--- Start of Records for this task ---
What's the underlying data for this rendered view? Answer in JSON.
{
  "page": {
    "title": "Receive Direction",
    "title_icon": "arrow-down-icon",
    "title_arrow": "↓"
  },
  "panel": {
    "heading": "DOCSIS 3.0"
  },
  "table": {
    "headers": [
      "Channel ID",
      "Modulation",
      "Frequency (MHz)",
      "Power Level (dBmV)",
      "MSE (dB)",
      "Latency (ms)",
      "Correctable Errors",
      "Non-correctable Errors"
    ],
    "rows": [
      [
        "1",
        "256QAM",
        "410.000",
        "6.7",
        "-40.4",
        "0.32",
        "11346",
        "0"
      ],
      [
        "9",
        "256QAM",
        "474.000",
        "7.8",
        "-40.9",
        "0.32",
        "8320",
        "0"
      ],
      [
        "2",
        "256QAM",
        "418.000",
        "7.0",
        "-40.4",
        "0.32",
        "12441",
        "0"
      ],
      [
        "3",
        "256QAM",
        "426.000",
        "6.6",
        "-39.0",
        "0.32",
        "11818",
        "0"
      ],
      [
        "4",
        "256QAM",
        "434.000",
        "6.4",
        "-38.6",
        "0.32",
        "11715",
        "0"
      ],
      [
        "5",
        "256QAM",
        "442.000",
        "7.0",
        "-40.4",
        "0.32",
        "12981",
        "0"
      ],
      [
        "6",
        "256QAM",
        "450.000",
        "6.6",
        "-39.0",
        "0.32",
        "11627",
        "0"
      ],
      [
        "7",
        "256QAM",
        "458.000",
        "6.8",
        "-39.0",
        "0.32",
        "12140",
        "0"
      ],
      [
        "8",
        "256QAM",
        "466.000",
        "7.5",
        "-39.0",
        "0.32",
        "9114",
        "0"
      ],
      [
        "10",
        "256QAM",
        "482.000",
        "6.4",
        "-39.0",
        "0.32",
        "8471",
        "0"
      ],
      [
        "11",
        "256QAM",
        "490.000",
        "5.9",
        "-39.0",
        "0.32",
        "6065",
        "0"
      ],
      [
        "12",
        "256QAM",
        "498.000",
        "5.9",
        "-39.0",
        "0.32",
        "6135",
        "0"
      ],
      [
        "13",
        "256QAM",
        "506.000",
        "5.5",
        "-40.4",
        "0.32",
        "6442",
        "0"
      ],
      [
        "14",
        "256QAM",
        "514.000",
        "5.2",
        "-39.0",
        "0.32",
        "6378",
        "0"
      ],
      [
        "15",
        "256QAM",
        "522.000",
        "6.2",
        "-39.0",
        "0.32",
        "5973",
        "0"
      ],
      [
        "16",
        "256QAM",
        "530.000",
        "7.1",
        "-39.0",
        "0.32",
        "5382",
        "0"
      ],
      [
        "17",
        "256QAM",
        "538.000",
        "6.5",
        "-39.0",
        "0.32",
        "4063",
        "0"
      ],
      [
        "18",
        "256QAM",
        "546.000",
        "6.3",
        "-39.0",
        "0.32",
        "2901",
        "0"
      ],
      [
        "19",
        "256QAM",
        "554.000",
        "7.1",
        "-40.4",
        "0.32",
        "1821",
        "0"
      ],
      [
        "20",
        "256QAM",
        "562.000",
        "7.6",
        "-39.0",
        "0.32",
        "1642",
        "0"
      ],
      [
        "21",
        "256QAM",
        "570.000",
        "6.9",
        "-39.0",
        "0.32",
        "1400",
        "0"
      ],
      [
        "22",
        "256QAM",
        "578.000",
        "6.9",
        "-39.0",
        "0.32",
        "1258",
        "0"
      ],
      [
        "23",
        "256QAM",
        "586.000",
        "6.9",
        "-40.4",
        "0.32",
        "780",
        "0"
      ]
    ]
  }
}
--- End of Records for this task ---
**Short problem:**
Transcribe every entry word for word.

**Reply to the exercise:**
What's the underlying data for this rendered view? Answer in JSON.
{
  "page": {
    "title": "Receive Direction",
    "title_icon": "arrow-down-icon",
    "title_arrow": "↓"
  },
  "panel": {
    "heading": "DOCSIS 3.0"
  },
  "table": {
    "headers": [
      "Channel ID",
      "Modulation",
      "Frequency (MHz)",
      "Power Level (dBmV)",
      "MSE (dB)",
      "Latency (ms)",
      "Correctable Errors",
      "Non-correctable Errors"
    ],
    "rows": [
      [
        "1",
        "256QAM",
        "410.000",
        "6.7",
        "-40.4",
        "0.32",
        "11346",
        "0"
      ],
      [
        "9",
        "256QAM",
        "474.000",
        "7.8",
        "-40.9",
        "0.32",
        "8320",
        "0"
      ],
      [
        "2",
        "256QAM",
        "418.000",
        "7.0",
        "-40.4",
        "0.32",
        "12441",
        "0"
      ],
      [
        "3",
        "256QAM",
        "426.000",
        "6.6",
        "-39.0",
        "0.32",
        "11818",
        "0"
      ],
      [
        "4",
        "256QAM",
        "434.000",
        "6.4",
        "-38.6",
        "0.32",
        "11715",
        "0"
      ],
      [
        "5",
        "256QAM",
        "442.000",
        "7.0",
        "-40.4",
        "0.32",
        "12981",
        "0"
      ],
      [
        "6",
        "256QAM",
        "450.000",
        "6.6",
        "-39.0",
        "0.32",
        "11627",
        "0"
      ],
      [
        "7",
        "256QAM",
        "458.000",
        "6.8",
        "-39.0",
        "0.32",
        "12140",
        "0"
      ],
      [
        "8",
        "256QAM",
        "466.000",
        "7.5",
        "-39.0",
        "0.32",
        "9114",
        "0"
      ],
      [
        "10",
        "256QAM",
        "482.000",
        "6.4",
        "-39.0",
        "0.32",
        "8471",
        "0"
      ],
      [
        "11",
        "256QAM",
        "490.000",
        "5.9",
        "-39.0",
        "0.32",
        "6065",
        "0"
      ],
      [
        "12",
        "256QAM",
        "498.000",
        "5.9",
        "-39.0",
        "0.32",
        "6135",
        "0"
      ],
      [
        "13",
        "256QAM",
        "506.000",
        "5.5",
        "-40.4",
        "0.32",
        "6442",
        "0"
      ],
      [
        "14",
        "256QAM",
        "514.000",
        "5.2",
        "-39.0",
        "0.32",
        "6378",
        "0"
      ],
      [
        "15",
        "256QAM",
        "522.000",
        "6.2",
        "-39.0",
        "0.32",
        "5973",
        "0"
      ],
      [
        "16",
        "256QAM",
        "530.000",
        "7.1",
        "-39.0",
        "0.32",
        "5382",
        "0"
      ],
      [
        "17",
        "256QAM",
        "538.000",
        "6.5",
        "-39.0",
        "0.32",
        "4063",
        "0"
      ],
      [
        "18",
        "256QAM",
        "546.000",
        "6.3",
        "-39.0",
        "0.32",
        "2901",
        "0"
      ],
      [
        "19",
        "256QAM",
        "554.000",
        "7.1",
        "-40.4",
        "0.32",
        "1821",
        "0"
      ],
      [
        "20",
        "256QAM",
        "562.000",
        "7.6",
        "-39.0",
        "0.32",
        "1642",
        "0"
      ],
      [
        "21",
        "256QAM",
        "570.000",
        "6.9",
        "-39.0",
        "0.32",
        "1400",
        "0"
      ],
      [
        "22",
        "256QAM",
        "578.000",
        "6.9",
        "-39.0",
        "0.32",
        "1258",
        "0"
      ],
      [
        "23",
        "256QAM",
        "586.000",
        "6.9",
        "-40.4",
        "0.32",
        "780",
        "0"
      ]
    ]
  }
}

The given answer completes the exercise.